═══ Material provided

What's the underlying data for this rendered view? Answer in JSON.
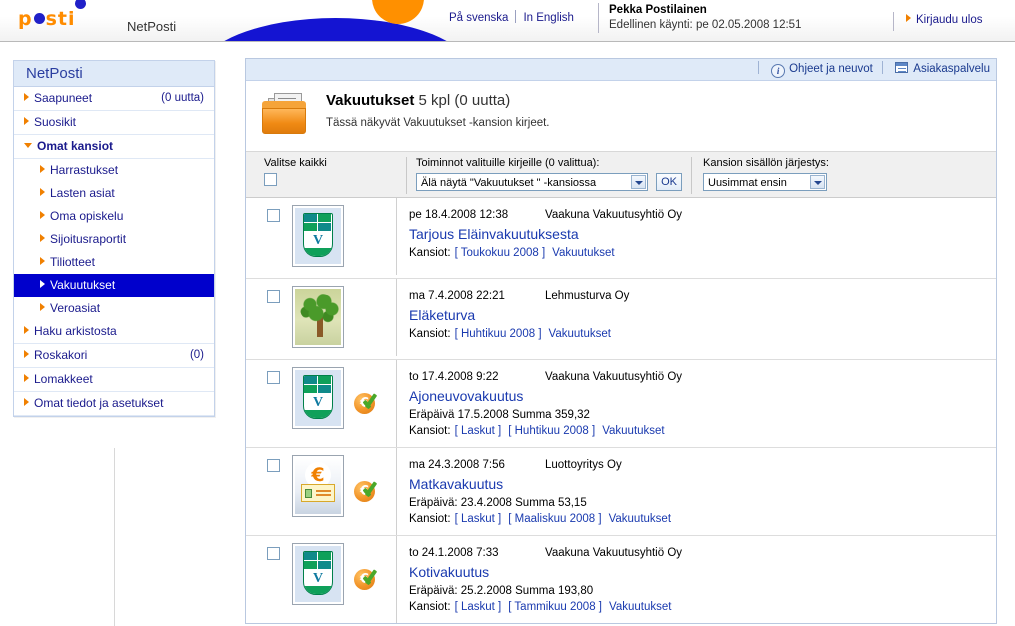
{
  "header": {
    "logo_text_before": "p",
    "logo_text_after": "sti",
    "app_name": "NetPosti",
    "lang_sv": "På svenska",
    "lang_en": "In English",
    "user_name": "Pekka Postilainen",
    "last_visit": "Edellinen käynti: pe 02.05.2008 12:51",
    "logout": "Kirjaudu ulos"
  },
  "sidebar": {
    "title": "NetPosti",
    "items": [
      {
        "label": "Saapuneet",
        "count": "(0 uutta)",
        "level": "top",
        "selected": false,
        "bold": false
      },
      {
        "label": "Suosikit",
        "count": "",
        "level": "top",
        "selected": false,
        "bold": false
      },
      {
        "label": "Omat kansiot",
        "count": "",
        "level": "top",
        "selected": false,
        "bold": true,
        "expanded": true
      },
      {
        "label": "Harrastukset",
        "count": "",
        "level": "sub",
        "selected": false,
        "bold": false
      },
      {
        "label": "Lasten asiat",
        "count": "",
        "level": "sub",
        "selected": false,
        "bold": false
      },
      {
        "label": "Oma opiskelu",
        "count": "",
        "level": "sub",
        "selected": false,
        "bold": false
      },
      {
        "label": "Sijoitusraportit",
        "count": "",
        "level": "sub",
        "selected": false,
        "bold": false
      },
      {
        "label": "Tiliotteet",
        "count": "",
        "level": "sub",
        "selected": false,
        "bold": false
      },
      {
        "label": "Vakuutukset",
        "count": "",
        "level": "sub",
        "selected": true,
        "bold": false
      },
      {
        "label": "Veroasiat",
        "count": "",
        "level": "sub",
        "selected": false,
        "bold": false
      },
      {
        "label": "Haku arkistosta",
        "count": "",
        "level": "top",
        "selected": false,
        "bold": false
      },
      {
        "label": "Roskakori",
        "count": "(0)",
        "level": "top",
        "selected": false,
        "bold": false
      },
      {
        "label": "Lomakkeet",
        "count": "",
        "level": "top",
        "selected": false,
        "bold": false
      },
      {
        "label": "Omat tiedot ja asetukset",
        "count": "",
        "level": "top",
        "selected": false,
        "bold": false
      }
    ]
  },
  "main": {
    "toolbar": {
      "help": "Ohjeet ja neuvot",
      "support": "Asiakaspalvelu"
    },
    "folder": {
      "name": "Vakuutukset",
      "count": "5 kpl (0 uutta)",
      "description": "Tässä näkyvät Vakuutukset -kansion kirjeet."
    },
    "actions": {
      "select_all_label": "Valitse kaikki",
      "actions_label": "Toiminnot valituille kirjeille (0 valittua):",
      "actions_selected": "Älä näytä \"Vakuutukset \" -kansiossa",
      "ok_label": "OK",
      "sort_label": "Kansion sisällön järjestys:",
      "sort_selected": "Uusimmat ensin"
    },
    "messages": [
      {
        "date": "pe 18.4.2008 12:38",
        "sender": "Vaakuna Vakuutusyhtiö Oy",
        "subject": "Tarjous Eläinvakuutuksesta",
        "due": "",
        "folders_prefix": "Kansiot:",
        "folders": [
          "[ Toukokuu 2008 ]",
          "Vakuutukset"
        ],
        "logo": "shield-logo",
        "badge": false
      },
      {
        "date": "ma 7.4.2008 22:21",
        "sender": "Lehmusturva Oy",
        "subject": "Eläketurva",
        "due": "",
        "folders_prefix": "Kansiot:",
        "folders": [
          "[ Huhtikuu 2008 ]",
          "Vakuutukset"
        ],
        "logo": "tree-logo",
        "badge": false
      },
      {
        "date": "to 17.4.2008 9:22",
        "sender": "Vaakuna Vakuutusyhtiö Oy",
        "subject": "Ajoneuvovakuutus",
        "due": "Eräpäivä 17.5.2008  Summa 359,32",
        "folders_prefix": "Kansiot:",
        "folders": [
          "[ Laskut ]",
          "[ Huhtikuu 2008 ]",
          "Vakuutukset"
        ],
        "logo": "shield-logo",
        "badge": true
      },
      {
        "date": "ma 24.3.2008 7:56",
        "sender": "Luottoyritys Oy",
        "subject": "Matkavakuutus",
        "due": "Eräpäivä: 23.4.2008  Summa 53,15",
        "folders_prefix": "Kansiot:",
        "folders": [
          "[ Laskut ]",
          "[ Maaliskuu 2008 ]",
          "Vakuutukset"
        ],
        "logo": "euro-note-logo",
        "badge": true
      },
      {
        "date": "to 24.1.2008 7:33",
        "sender": "Vaakuna Vakuutusyhtiö Oy",
        "subject": "Kotivakuutus",
        "due": "Eräpäivä: 25.2.2008  Summa 193,80",
        "folders_prefix": "Kansiot:",
        "folders": [
          "[ Laskut ]",
          "[ Tammikuu 2008 ]",
          "Vakuutukset"
        ],
        "logo": "shield-logo",
        "badge": true
      }
    ]
  },
  "colors": {
    "brand_orange": "#ff8c00",
    "brand_blue": "#2020c8",
    "selected_blue": "#0000cc",
    "link_blue": "#1a3aaf"
  }
}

══════

> **Aim of the exercise**: Leaving the pictures aside, transcribe the entire listing exactly.

> **Solution to this problem**:
What's the underlying data for this rendered view? Answer in JSON.
{
  "header": {
    "logo_text_before": "p",
    "logo_text_after": "sti",
    "app_name": "NetPosti",
    "lang_sv": "På svenska",
    "lang_en": "In English",
    "user_name": "Pekka Postilainen",
    "last_visit": "Edellinen käynti: pe 02.05.2008 12:51",
    "logout": "Kirjaudu ulos"
  },
  "sidebar": {
    "title": "NetPosti",
    "items": [
      {
        "label": "Saapuneet",
        "count": "(0 uutta)",
        "level": "top",
        "selected": false,
        "bold": false
      },
      {
        "label": "Suosikit",
        "count": "",
        "level": "top",
        "selected": false,
        "bold": false
      },
      {
        "label": "Omat kansiot",
        "count": "",
        "level": "top",
        "selected": false,
        "bold": true,
        "expanded": true
      },
      {
        "label": "Harrastukset",
        "count": "",
        "level": "sub",
        "selected": false,
        "bold": false
      },
      {
        "label": "Lasten asiat",
        "count": "",
        "level": "sub",
        "selected": false,
        "bold": false
      },
      {
        "label": "Oma opiskelu",
        "count": "",
        "level": "sub",
        "selected": false,
        "bold": false
      },
      {
        "label": "Sijoitusraportit",
        "count": "",
        "level": "sub",
        "selected": false,
        "bold": false
      },
      {
        "label": "Tiliotteet",
        "count": "",
        "level": "sub",
        "selected": false,
        "bold": false
      },
      {
        "label": "Vakuutukset",
        "count": "",
        "level": "sub",
        "selected": true,
        "bold": false
      },
      {
        "label": "Veroasiat",
        "count": "",
        "level": "sub",
        "selected": false,
        "bold": false
      },
      {
        "label": "Haku arkistosta",
        "count": "",
        "level": "top",
        "selected": false,
        "bold": false
      },
      {
        "label": "Roskakori",
        "count": "(0)",
        "level": "top",
        "selected": false,
        "bold": false
      },
      {
        "label": "Lomakkeet",
        "count": "",
        "level": "top",
        "selected": false,
        "bold": false
      },
      {
        "label": "Omat tiedot ja asetukset",
        "count": "",
        "level": "top",
        "selected": false,
        "bold": false
      }
    ]
  },
  "main": {
    "toolbar": {
      "help": "Ohjeet ja neuvot",
      "support": "Asiakaspalvelu"
    },
    "folder": {
      "name": "Vakuutukset",
      "count": "5 kpl (0 uutta)",
      "description": "Tässä näkyvät Vakuutukset -kansion kirjeet."
    },
    "actions": {
      "select_all_label": "Valitse kaikki",
      "actions_label": "Toiminnot valituille kirjeille (0 valittua):",
      "actions_selected": "Älä näytä \"Vakuutukset \" -kansiossa",
      "ok_label": "OK",
      "sort_label": "Kansion sisällön järjestys:",
      "sort_selected": "Uusimmat ensin"
    },
    "messages": [
      {
        "date": "pe 18.4.2008 12:38",
        "sender": "Vaakuna Vakuutusyhtiö Oy",
        "subject": "Tarjous Eläinvakuutuksesta",
        "due": "",
        "folders_prefix": "Kansiot:",
        "folders": [
          "[ Toukokuu 2008 ]",
          "Vakuutukset"
        ],
        "logo": "shield-logo",
        "badge": false
      },
      {
        "date": "ma 7.4.2008 22:21",
        "sender": "Lehmusturva Oy",
        "subject": "Eläketurva",
        "due": "",
        "folders_prefix": "Kansiot:",
        "folders": [
          "[ Huhtikuu 2008 ]",
          "Vakuutukset"
        ],
        "logo": "tree-logo",
        "badge": false
      },
      {
        "date": "to 17.4.2008 9:22",
        "sender": "Vaakuna Vakuutusyhtiö Oy",
        "subject": "Ajoneuvovakuutus",
        "due": "Eräpäivä 17.5.2008  Summa 359,32",
        "folders_prefix": "Kansiot:",
        "folders": [
          "[ Laskut ]",
          "[ Huhtikuu 2008 ]",
          "Vakuutukset"
        ],
        "logo": "shield-logo",
        "badge": true
      },
      {
        "date": "ma 24.3.2008 7:56",
        "sender": "Luottoyritys Oy",
        "subject": "Matkavakuutus",
        "due": "Eräpäivä: 23.4.2008  Summa 53,15",
        "folders_prefix": "Kansiot:",
        "folders": [
          "[ Laskut ]",
          "[ Maaliskuu 2008 ]",
          "Vakuutukset"
        ],
        "logo": "euro-note-logo",
        "badge": true
      },
      {
        "date": "to 24.1.2008 7:33",
        "sender": "Vaakuna Vakuutusyhtiö Oy",
        "subject": "Kotivakuutus",
        "due": "Eräpäivä: 25.2.2008  Summa 193,80",
        "folders_prefix": "Kansiot:",
        "folders": [
          "[ Laskut ]",
          "[ Tammikuu 2008 ]",
          "Vakuutukset"
        ],
        "logo": "shield-logo",
        "badge": true
      }
    ]
  },
  "colors": {
    "brand_orange": "#ff8c00",
    "brand_blue": "#2020c8",
    "selected_blue": "#0000cc",
    "link_blue": "#1a3aaf"
  }
}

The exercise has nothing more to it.